(Part of a data file)
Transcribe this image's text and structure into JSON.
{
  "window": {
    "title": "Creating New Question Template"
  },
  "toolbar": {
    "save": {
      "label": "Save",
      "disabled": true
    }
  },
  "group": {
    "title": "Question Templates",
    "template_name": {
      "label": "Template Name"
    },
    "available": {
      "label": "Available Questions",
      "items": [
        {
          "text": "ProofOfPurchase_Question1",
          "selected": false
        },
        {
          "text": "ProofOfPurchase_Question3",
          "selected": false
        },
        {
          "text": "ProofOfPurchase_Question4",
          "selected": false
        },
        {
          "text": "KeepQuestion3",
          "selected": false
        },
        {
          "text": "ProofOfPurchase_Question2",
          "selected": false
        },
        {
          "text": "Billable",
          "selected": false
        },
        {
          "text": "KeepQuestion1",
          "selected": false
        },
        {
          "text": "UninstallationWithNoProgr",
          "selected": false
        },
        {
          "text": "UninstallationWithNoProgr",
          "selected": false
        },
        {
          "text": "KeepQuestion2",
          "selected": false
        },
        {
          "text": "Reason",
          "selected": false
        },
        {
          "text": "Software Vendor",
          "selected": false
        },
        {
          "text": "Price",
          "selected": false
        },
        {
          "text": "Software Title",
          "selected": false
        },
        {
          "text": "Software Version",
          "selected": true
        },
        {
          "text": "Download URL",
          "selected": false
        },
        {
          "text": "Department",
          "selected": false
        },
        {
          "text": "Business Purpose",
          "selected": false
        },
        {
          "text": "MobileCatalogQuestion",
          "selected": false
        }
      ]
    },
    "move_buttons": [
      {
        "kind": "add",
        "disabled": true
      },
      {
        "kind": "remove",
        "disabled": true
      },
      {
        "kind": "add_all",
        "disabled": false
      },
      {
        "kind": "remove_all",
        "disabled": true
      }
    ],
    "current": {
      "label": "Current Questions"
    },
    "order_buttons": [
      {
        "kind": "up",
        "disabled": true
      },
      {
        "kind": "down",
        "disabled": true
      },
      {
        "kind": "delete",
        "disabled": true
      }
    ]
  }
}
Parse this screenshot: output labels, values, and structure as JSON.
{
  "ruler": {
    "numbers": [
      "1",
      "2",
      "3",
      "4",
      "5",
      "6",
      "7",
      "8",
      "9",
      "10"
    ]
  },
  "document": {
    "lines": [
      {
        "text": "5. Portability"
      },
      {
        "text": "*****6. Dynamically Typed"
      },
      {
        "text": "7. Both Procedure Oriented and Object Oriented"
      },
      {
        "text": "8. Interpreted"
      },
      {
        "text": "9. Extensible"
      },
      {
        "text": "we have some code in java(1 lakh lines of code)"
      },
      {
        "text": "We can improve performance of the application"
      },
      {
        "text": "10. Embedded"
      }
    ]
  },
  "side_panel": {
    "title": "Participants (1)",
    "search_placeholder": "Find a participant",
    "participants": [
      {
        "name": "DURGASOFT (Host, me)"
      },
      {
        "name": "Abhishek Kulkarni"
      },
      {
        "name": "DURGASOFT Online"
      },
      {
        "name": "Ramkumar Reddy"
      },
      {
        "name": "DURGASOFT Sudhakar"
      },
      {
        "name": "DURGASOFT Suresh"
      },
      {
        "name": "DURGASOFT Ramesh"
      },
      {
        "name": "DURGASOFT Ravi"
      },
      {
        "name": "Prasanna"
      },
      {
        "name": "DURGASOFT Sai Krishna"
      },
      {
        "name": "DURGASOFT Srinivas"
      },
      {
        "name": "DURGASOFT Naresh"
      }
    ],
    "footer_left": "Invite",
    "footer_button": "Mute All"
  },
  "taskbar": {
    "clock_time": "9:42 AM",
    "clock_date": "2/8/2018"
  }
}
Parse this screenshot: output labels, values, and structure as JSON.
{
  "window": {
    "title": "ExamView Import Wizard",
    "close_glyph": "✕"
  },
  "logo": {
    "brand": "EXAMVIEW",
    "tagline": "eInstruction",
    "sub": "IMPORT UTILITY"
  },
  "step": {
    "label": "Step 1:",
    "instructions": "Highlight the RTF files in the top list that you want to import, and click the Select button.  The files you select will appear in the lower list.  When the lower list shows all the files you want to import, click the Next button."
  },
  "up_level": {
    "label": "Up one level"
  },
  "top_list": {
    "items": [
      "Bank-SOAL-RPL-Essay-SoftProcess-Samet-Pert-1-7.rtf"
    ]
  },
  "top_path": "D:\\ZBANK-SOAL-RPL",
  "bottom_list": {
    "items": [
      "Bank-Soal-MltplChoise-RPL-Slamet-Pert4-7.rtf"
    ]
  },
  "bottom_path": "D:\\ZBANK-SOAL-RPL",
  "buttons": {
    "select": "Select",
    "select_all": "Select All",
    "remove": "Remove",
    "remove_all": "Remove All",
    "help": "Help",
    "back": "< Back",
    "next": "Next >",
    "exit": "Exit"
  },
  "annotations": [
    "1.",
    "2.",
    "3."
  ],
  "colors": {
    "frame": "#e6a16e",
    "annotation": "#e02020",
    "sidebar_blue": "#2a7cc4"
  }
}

### What you will do
Can you restate every record above word for word?

### Finished exercise
Transcribe this image's text and structure into JSON.
{
  "window": {
    "title": "Creating New Question Template"
  },
  "toolbar": {
    "save": {
      "label": "Save",
      "disabled": true
    }
  },
  "group": {
    "title": "Question Templates",
    "template_name": {
      "label": "Template Name"
    },
    "available": {
      "label": "Available Questions",
      "items": [
        {
          "text": "ProofOfPurchase_Question1",
          "selected": false
        },
        {
          "text": "ProofOfPurchase_Question3",
          "selected": false
        },
        {
          "text": "ProofOfPurchase_Question4",
          "selected": false
        },
        {
          "text": "KeepQuestion3",
          "selected": false
        },
        {
          "text": "ProofOfPurchase_Question2",
          "selected": false
        },
        {
          "text": "Billable",
          "selected": false
        },
        {
          "text": "KeepQuestion1",
          "selected": false
        },
        {
          "text": "UninstallationWithNoProgr",
          "selected": false
        },
        {
          "text": "UninstallationWithNoProgr",
          "selected": false
        },
        {
          "text": "KeepQuestion2",
          "selected": false
        },
        {
          "text": "Reason",
          "selected": false
        },
        {
          "text": "Software Vendor",
          "selected": false
        },
        {
          "text": "Price",
          "selected": false
        },
        {
          "text": "Software Title",
          "selected": false
        },
        {
          "text": "Software Version",
          "selected": true
        },
        {
          "text": "Download URL",
          "selected": false
        },
        {
          "text": "Department",
          "selected": false
        },
        {
          "text": "Business Purpose",
          "selected": false
        },
        {
          "text": "MobileCatalogQuestion",
          "selected": false
        }
      ]
    },
    "move_buttons": [
      {
        "kind": "add",
        "disabled": true
      },
      {
        "kind": "remove",
        "disabled": true
      },
      {
        "kind": "add_all",
        "disabled": false
      },
      {
        "kind": "remove_all",
        "disabled": true
      }
    ],
    "current": {
      "label": "Current Questions"
    },
    "order_buttons": [
      {
        "kind": "up",
        "disabled": true
      },
      {
        "kind": "down",
        "disabled": true
      },
      {
        "kind": "delete",
        "disabled": true
      }
    ]
  }
}
Parse this screenshot: output labels, values, and structure as JSON.
{
  "ruler": {
    "numbers": [
      "1",
      "2",
      "3",
      "4",
      "5",
      "6",
      "7",
      "8",
      "9",
      "10"
    ]
  },
  "document": {
    "lines": [
      {
        "text": "5. Portability"
      },
      {
        "text": "*****6. Dynamically Typed"
      },
      {
        "text": "7. Both Procedure Oriented and Object Oriented"
      },
      {
        "text": "8. Interpreted"
      },
      {
        "text": "9. Extensible"
      },
      {
        "text": "we have some code in java(1 lakh lines of code)"
      },
      {
        "text": "We can improve performance of the application"
      },
      {
        "text": "10. Embedded"
      }
    ]
  },
  "side_panel": {
    "title": "Participants (1)",
    "search_placeholder": "Find a participant",
    "participants": [
      {
        "name": "DURGASOFT (Host, me)"
      },
      {
        "name": "Abhishek Kulkarni"
      },
      {
        "name": "DURGASOFT Online"
      },
      {
        "name": "Ramkumar Reddy"
      },
      {
        "name": "DURGASOFT Sudhakar"
      },
      {
        "name": "DURGASOFT Suresh"
      },
      {
        "name": "DURGASOFT Ramesh"
      },
      {
        "name": "DURGASOFT Ravi"
      },
      {
        "name": "Prasanna"
      },
      {
        "name": "DURGASOFT Sai Krishna"
      },
      {
        "name": "DURGASOFT Srinivas"
      },
      {
        "name": "DURGASOFT Naresh"
      }
    ],
    "footer_left": "Invite",
    "footer_button": "Mute All"
  },
  "taskbar": {
    "clock_time": "9:42 AM",
    "clock_date": "2/8/2018"
  }
}
Parse this screenshot: output labels, values, and structure as JSON.
{
  "window": {
    "title": "ExamView Import Wizard",
    "close_glyph": "✕"
  },
  "logo": {
    "brand": "EXAMVIEW",
    "tagline": "eInstruction",
    "sub": "IMPORT UTILITY"
  },
  "step": {
    "label": "Step 1:",
    "instructions": "Highlight the RTF files in the top list that you want to import, and click the Select button.  The files you select will appear in the lower list.  When the lower list shows all the files you want to import, click the Next button."
  },
  "up_level": {
    "label": "Up one level"
  },
  "top_list": {
    "items": [
      "Bank-SOAL-RPL-Essay-SoftProcess-Samet-Pert-1-7.rtf"
    ]
  },
  "top_path": "D:\\ZBANK-SOAL-RPL",
  "bottom_list": {
    "items": [
      "Bank-Soal-MltplChoise-RPL-Slamet-Pert4-7.rtf"
    ]
  },
  "bottom_path": "D:\\ZBANK-SOAL-RPL",
  "buttons": {
    "select": "Select",
    "select_all": "Select All",
    "remove": "Remove",
    "remove_all": "Remove All",
    "help": "Help",
    "back": "< Back",
    "next": "Next >",
    "exit": "Exit"
  },
  "annotations": [
    "1.",
    "2.",
    "3."
  ],
  "colors": {
    "frame": "#e6a16e",
    "annotation": "#e02020",
    "sidebar_blue": "#2a7cc4"
  }
}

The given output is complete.